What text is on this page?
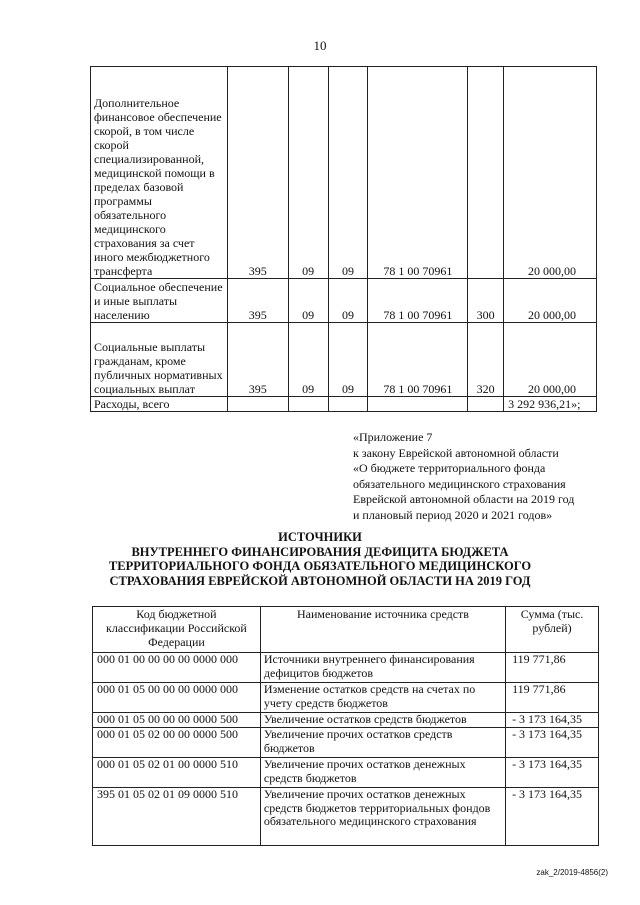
10
Дополнительное финансовое обеспечение скорой, в том числе скорой специализированной, медицинской помощи в пределах базовой программы обязательного медицинского страхования за счет иного межбюджетного трансферта	395	09	09	78 1 00 70961		20 000,00
Социальное обеспечение и иные выплаты населению	395	09	09	78 1 00 70961	300	20 000,00
Социальные выплаты гражданам, кроме публичных нормативных социальных выплат	395	09	09	78 1 00 70961	320	20 000,00
Расходы, всего						3 292 936,21»;
«Приложение 7
к закону Еврейской автономной области
«О бюджете территориального фонда
обязательного медицинского страхования
Еврейской автономной области на 2019 год
и плановый период 2020 и 2021 годов»
ИСТОЧНИКИ
ВНУТРЕННЕГО ФИНАНСИРОВАНИЯ ДЕФИЦИТА БЮДЖЕТА
ТЕРРИТОРИАЛЬНОГО ФОНДА ОБЯЗАТЕЛЬНОГО МЕДИЦИНСКОГО
СТРАХОВАНИЯ ЕВРЕЙСКОЙ АВТОНОМНОЙ ОБЛАСТИ НА 2019 ГОД
Код бюджетной классификации Российской Федерации	Наименование источника средств	Сумма (тыс. рублей)
000 01 00 00 00 00 0000 000	Источники внутреннего финансирования дефицитов бюджетов	119 771,86
000 01 05 00 00 00 0000 000	Изменение остатков средств на счетах по учету средств бюджетов	119 771,86
000 01 05 00 00 00 0000 500	Увеличение остатков средств бюджетов	- 3 173 164,35
000 01 05 02 00 00 0000 500	Увеличение прочих остатков средств бюджетов	- 3 173 164,35
000 01 05 02 01 00 0000 510	Увеличение прочих остатков денежных средств бюджетов	- 3 173 164,35
395 01 05 02 01 09 0000 510	Увеличение прочих остатков денежных средств бюджетов территориальных фондов обязательного медицинского страхования	- 3 173 164,35
zak_2/2019-4856(2)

- [Task objective]: Quote everything in the listing above exactly; pictures are the only thing to omit.

- [Output for this exercise]:
What text is on this page?
10
Дополнительное финансовое обеспечение скорой, в том числе скорой специализированной, медицинской помощи в пределах базовой программы обязательного медицинского страхования за счет иного межбюджетного трансферта	395	09	09	78 1 00 70961		20 000,00
Социальное обеспечение и иные выплаты населению	395	09	09	78 1 00 70961	300	20 000,00
Социальные выплаты гражданам, кроме публичных нормативных социальных выплат	395	09	09	78 1 00 70961	320	20 000,00
Расходы, всего						3 292 936,21»;
«Приложение 7
к закону Еврейской автономной области
«О бюджете территориального фонда
обязательного медицинского страхования
Еврейской автономной области на 2019 год
и плановый период 2020 и 2021 годов»
ИСТОЧНИКИ
ВНУТРЕННЕГО ФИНАНСИРОВАНИЯ ДЕФИЦИТА БЮДЖЕТА
ТЕРРИТОРИАЛЬНОГО ФОНДА ОБЯЗАТЕЛЬНОГО МЕДИЦИНСКОГО
СТРАХОВАНИЯ ЕВРЕЙСКОЙ АВТОНОМНОЙ ОБЛАСТИ НА 2019 ГОД
Код бюджетной классификации Российской Федерации	Наименование источника средств	Сумма (тыс. рублей)
000 01 00 00 00 00 0000 000	Источники внутреннего финансирования дефицитов бюджетов	119 771,86
000 01 05 00 00 00 0000 000	Изменение остатков средств на счетах по учету средств бюджетов	119 771,86
000 01 05 00 00 00 0000 500	Увеличение остатков средств бюджетов	- 3 173 164,35
000 01 05 02 00 00 0000 500	Увеличение прочих остатков средств бюджетов	- 3 173 164,35
000 01 05 02 01 00 0000 510	Увеличение прочих остатков денежных средств бюджетов	- 3 173 164,35
395 01 05 02 01 09 0000 510	Увеличение прочих остатков денежных средств бюджетов территориальных фондов обязательного медицинского страхования	- 3 173 164,35
zak_2/2019-4856(2)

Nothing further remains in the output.